## SET TASK
Your answer should be one number: how many lines of the data include the string "luxury"?

## RECORDS FOR THE EXERCISE
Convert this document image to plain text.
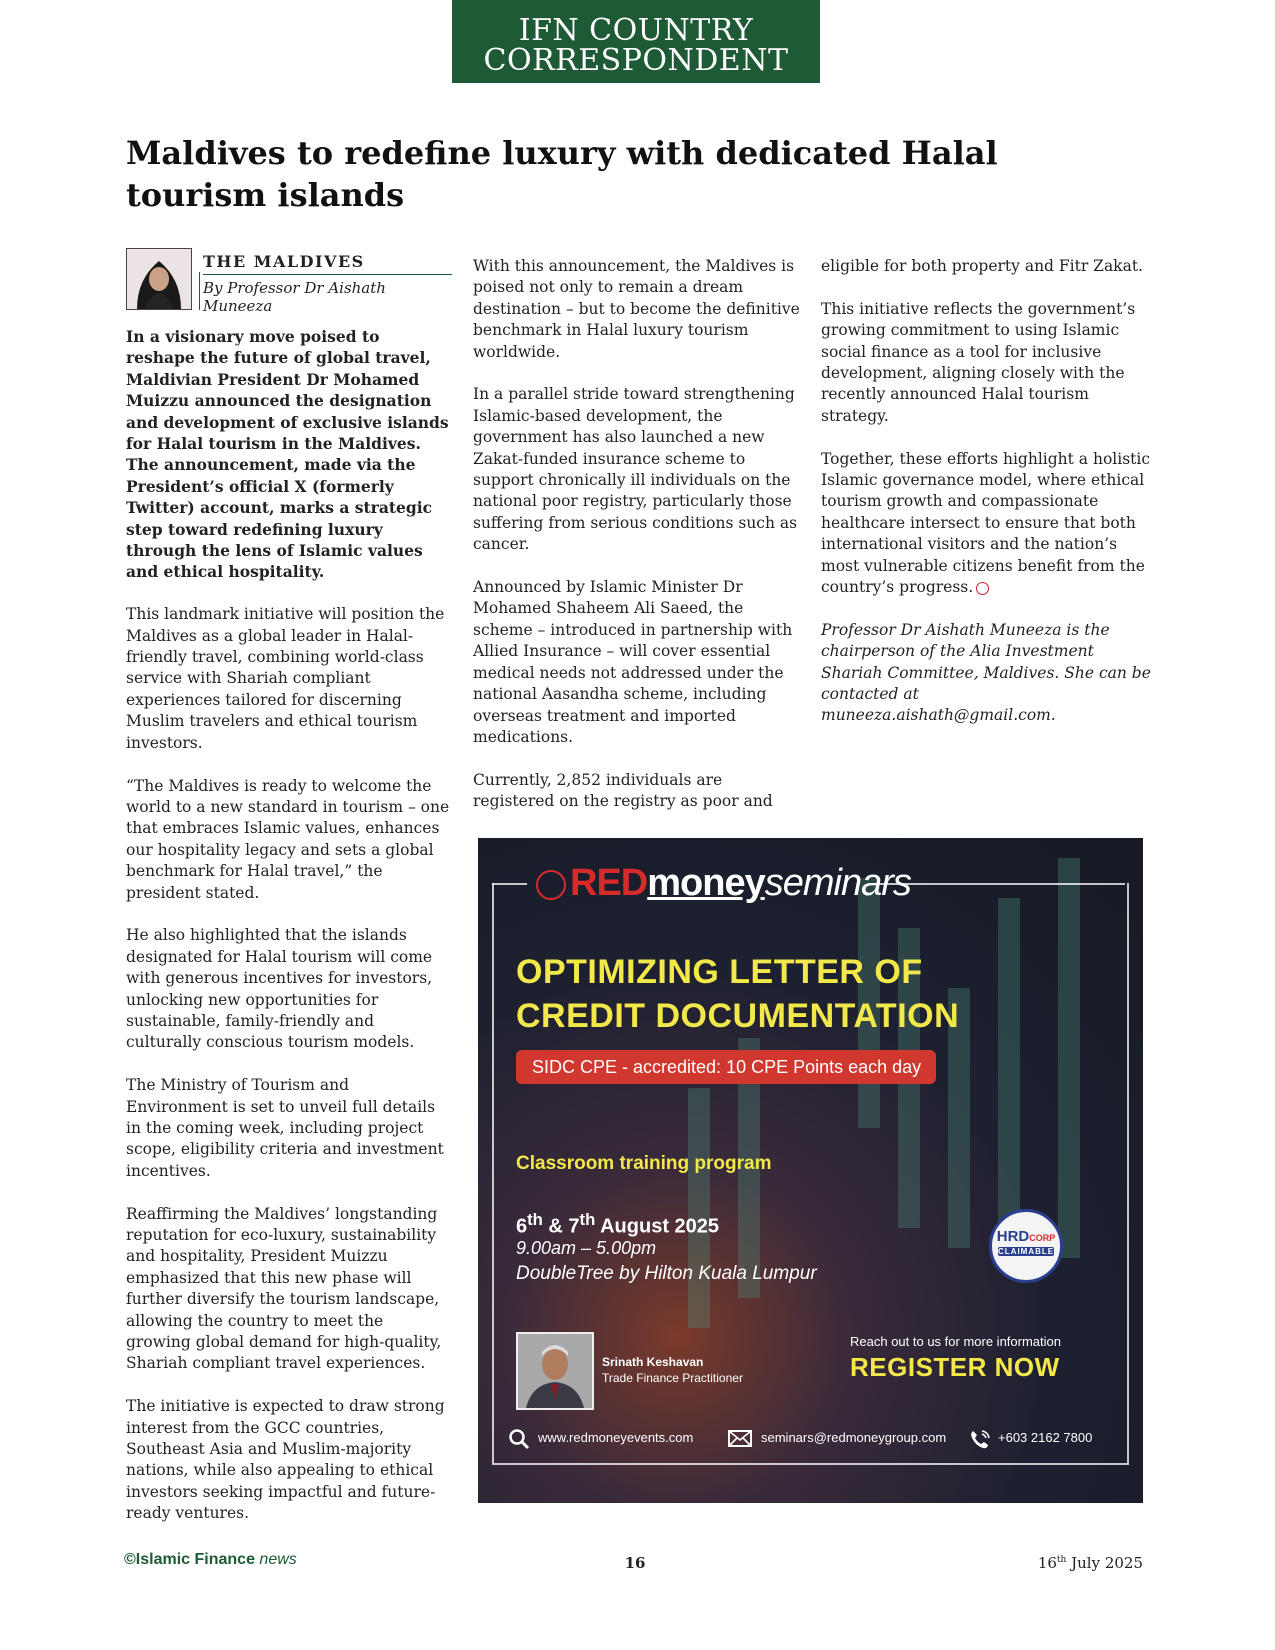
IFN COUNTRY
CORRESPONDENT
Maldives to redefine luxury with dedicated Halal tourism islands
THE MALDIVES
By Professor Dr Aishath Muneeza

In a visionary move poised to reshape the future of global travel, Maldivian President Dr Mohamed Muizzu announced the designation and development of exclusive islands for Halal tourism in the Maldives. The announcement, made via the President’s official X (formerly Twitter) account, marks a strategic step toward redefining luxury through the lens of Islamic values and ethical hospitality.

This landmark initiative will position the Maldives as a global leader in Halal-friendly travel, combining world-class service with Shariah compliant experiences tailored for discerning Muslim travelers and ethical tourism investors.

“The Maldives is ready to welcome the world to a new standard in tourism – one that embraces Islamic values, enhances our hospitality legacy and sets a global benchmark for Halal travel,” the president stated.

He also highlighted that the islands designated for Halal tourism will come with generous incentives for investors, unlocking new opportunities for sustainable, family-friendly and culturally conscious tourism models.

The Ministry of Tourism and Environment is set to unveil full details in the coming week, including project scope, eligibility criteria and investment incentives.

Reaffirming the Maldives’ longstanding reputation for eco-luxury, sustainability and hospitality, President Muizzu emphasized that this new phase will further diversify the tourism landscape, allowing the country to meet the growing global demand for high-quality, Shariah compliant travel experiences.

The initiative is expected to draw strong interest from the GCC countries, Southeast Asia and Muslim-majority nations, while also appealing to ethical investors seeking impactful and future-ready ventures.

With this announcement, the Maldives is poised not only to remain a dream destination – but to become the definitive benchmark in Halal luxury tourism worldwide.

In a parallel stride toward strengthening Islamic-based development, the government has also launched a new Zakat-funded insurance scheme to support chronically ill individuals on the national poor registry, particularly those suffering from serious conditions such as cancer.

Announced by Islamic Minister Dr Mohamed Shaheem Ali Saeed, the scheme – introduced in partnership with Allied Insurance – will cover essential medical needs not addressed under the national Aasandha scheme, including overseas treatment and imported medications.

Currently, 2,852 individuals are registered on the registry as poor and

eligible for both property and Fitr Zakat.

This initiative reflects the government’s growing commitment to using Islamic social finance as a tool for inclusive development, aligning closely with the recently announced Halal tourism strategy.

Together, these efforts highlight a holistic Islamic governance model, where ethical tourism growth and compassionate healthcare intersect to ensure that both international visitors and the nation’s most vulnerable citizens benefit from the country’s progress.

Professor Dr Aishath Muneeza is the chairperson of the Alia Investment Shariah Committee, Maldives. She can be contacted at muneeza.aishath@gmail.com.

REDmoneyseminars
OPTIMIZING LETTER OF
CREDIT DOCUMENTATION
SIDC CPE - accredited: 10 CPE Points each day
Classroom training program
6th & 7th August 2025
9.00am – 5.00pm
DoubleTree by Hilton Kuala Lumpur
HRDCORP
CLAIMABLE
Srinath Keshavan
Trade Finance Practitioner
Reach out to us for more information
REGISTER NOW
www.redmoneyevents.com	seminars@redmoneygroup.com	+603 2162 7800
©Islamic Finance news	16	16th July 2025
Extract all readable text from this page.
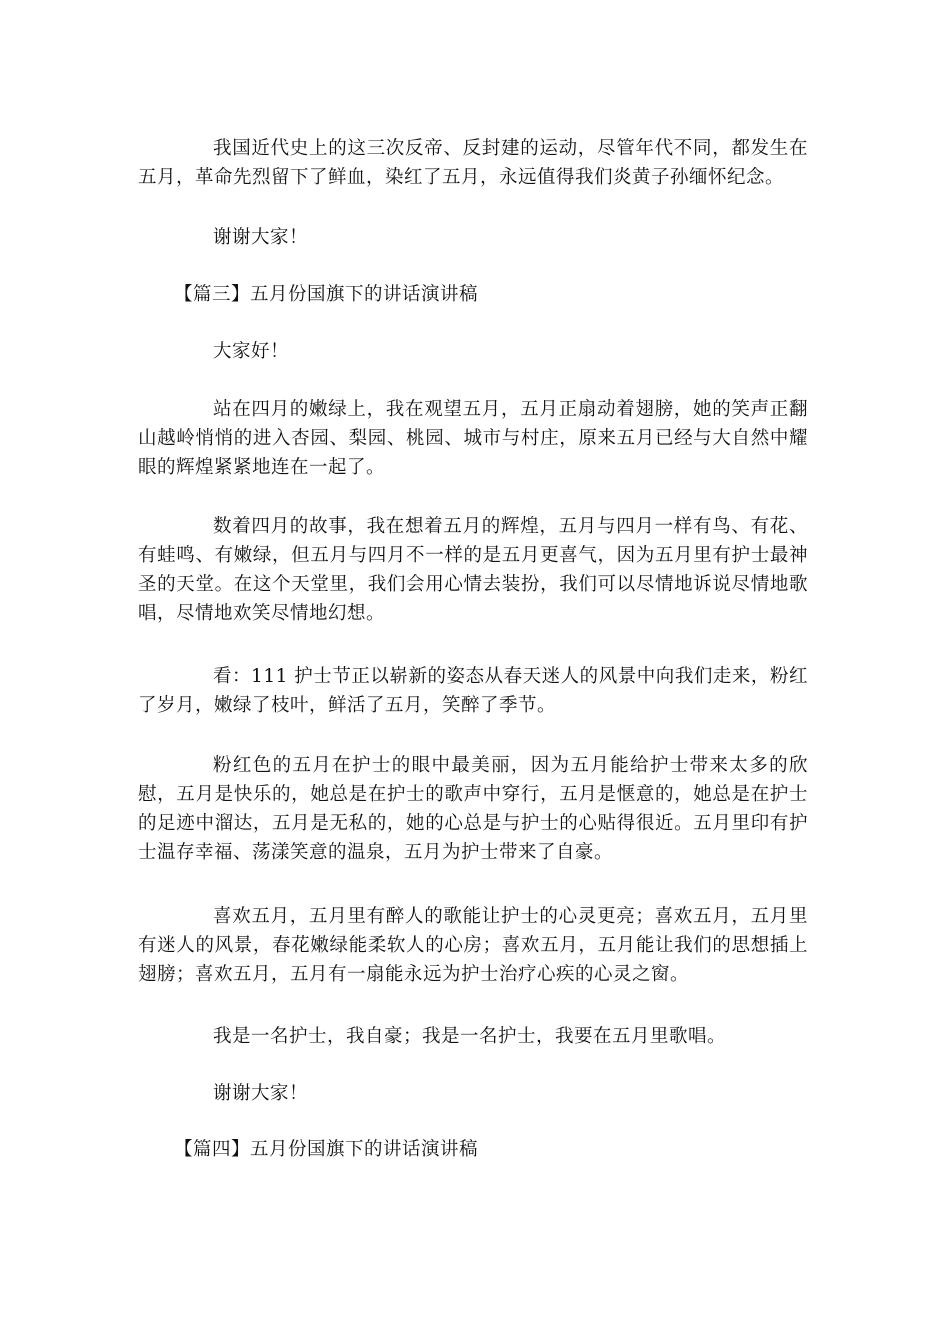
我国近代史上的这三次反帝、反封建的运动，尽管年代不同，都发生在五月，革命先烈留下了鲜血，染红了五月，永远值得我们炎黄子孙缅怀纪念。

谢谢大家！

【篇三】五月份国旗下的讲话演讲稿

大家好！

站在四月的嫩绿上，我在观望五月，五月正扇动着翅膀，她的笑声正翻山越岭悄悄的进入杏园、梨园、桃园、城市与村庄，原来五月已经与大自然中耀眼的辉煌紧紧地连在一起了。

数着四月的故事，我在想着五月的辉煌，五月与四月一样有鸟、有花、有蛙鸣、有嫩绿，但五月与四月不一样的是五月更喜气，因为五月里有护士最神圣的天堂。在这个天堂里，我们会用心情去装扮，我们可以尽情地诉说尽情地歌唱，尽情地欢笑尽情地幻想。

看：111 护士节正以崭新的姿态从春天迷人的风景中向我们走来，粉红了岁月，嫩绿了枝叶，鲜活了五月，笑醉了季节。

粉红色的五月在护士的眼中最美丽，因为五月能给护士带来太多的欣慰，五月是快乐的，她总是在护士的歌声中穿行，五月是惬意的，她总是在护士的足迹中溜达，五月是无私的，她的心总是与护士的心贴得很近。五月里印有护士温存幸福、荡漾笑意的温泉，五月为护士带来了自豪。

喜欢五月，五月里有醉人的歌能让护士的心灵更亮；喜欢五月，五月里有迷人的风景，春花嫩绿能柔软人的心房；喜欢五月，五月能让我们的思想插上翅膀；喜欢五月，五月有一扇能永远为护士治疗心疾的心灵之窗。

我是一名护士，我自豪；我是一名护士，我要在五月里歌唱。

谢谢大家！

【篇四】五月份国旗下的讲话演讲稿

## RESULT OF THIS TASK
4